_Dataset rows_
● ● ● ● ● ● ●
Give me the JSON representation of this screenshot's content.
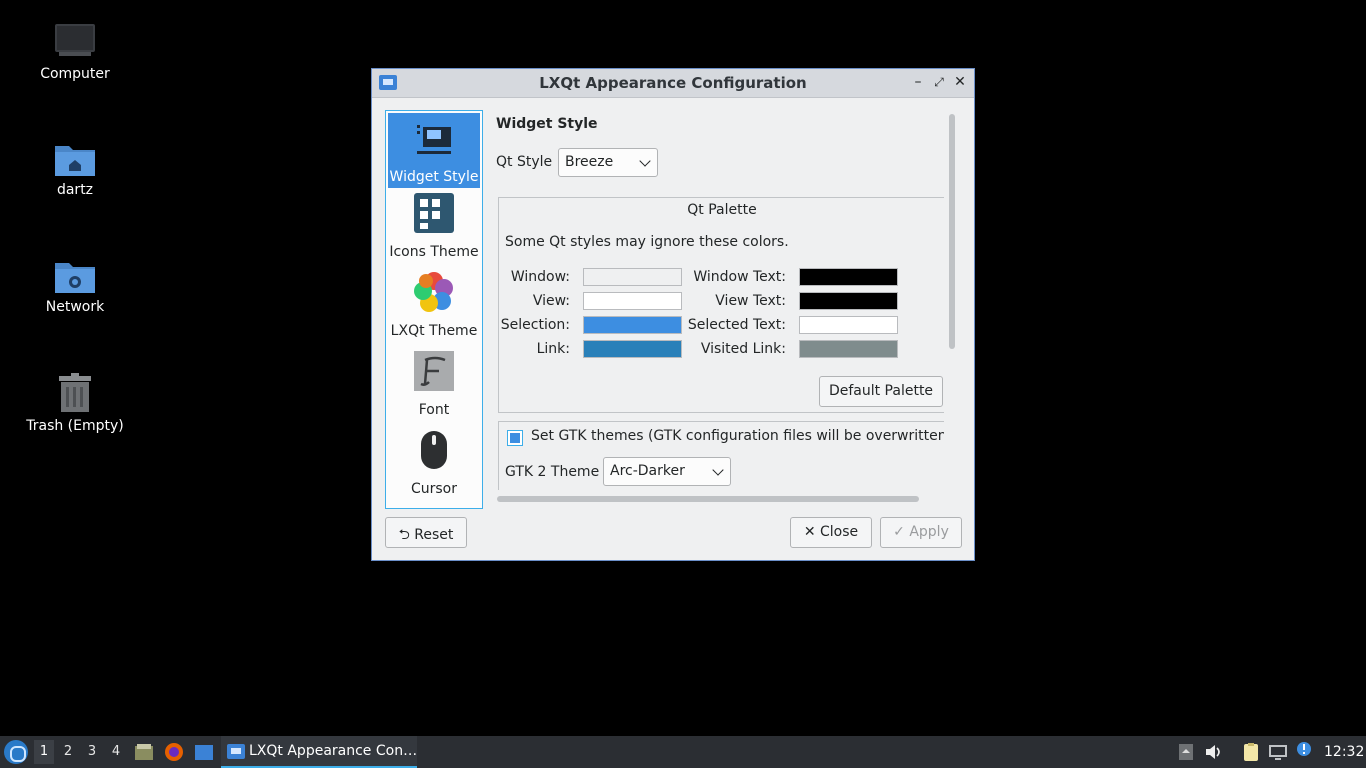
{
  "desktop": {
    "icons": [
      {
        "label": "Computer",
        "icon": "computer-icon"
      },
      {
        "label": "dartz",
        "icon": "home-folder-icon"
      },
      {
        "label": "Network",
        "icon": "network-folder-icon"
      },
      {
        "label": "Trash (Empty)",
        "icon": "trash-icon"
      }
    ]
  },
  "window": {
    "title": "LXQt Appearance Configuration",
    "sidebar": [
      {
        "label": "Widget Style",
        "icon": "widget-style-icon",
        "active": true
      },
      {
        "label": "Icons Theme",
        "icon": "icons-theme-icon"
      },
      {
        "label": "LXQt Theme",
        "icon": "lxqt-theme-icon"
      },
      {
        "label": "Font",
        "icon": "font-icon"
      },
      {
        "label": "Cursor",
        "icon": "cursor-icon"
      }
    ],
    "widget_style_heading": "Widget Style",
    "qt_style_label": "Qt Style",
    "qt_style_value": "Breeze",
    "palette": {
      "title": "Qt Palette",
      "note": "Some Qt styles may ignore these colors.",
      "rows": [
        {
          "left_label": "Window:",
          "left_color": "#eff0f1",
          "right_label": "Window Text:",
          "right_color": "#000000"
        },
        {
          "left_label": "View:",
          "left_color": "#ffffff",
          "right_label": "View Text:",
          "right_color": "#000000"
        },
        {
          "left_label": "Selection:",
          "left_color": "#3d8ee1",
          "right_label": "Selected Text:",
          "right_color": "#ffffff"
        },
        {
          "left_label": "Link:",
          "left_color": "#2980b9",
          "right_label": "Visited Link:",
          "right_color": "#7f8c8d"
        }
      ],
      "default_button": "Default Palette"
    },
    "gtk": {
      "checkbox_label": "Set GTK themes (GTK configuration files will be overwritten!)",
      "checked": true,
      "gtk2_label": "GTK 2 Theme",
      "gtk2_value": "Arc-Darker"
    },
    "buttons": {
      "reset": "Reset",
      "close": "Close",
      "apply": "Apply"
    }
  },
  "taskbar": {
    "workspaces": [
      "1",
      "2",
      "3",
      "4"
    ],
    "active_workspace": "1",
    "task_label": "LXQt Appearance Con…",
    "clock": "12:32"
  }
}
● ● ● ● ● ● ●
_Exercise instructions_
Where does the word "title" appear? Return each line that holds it.

_Result_
    "title": "LXQt Appearance Configuration",
      "title": "Qt Palette",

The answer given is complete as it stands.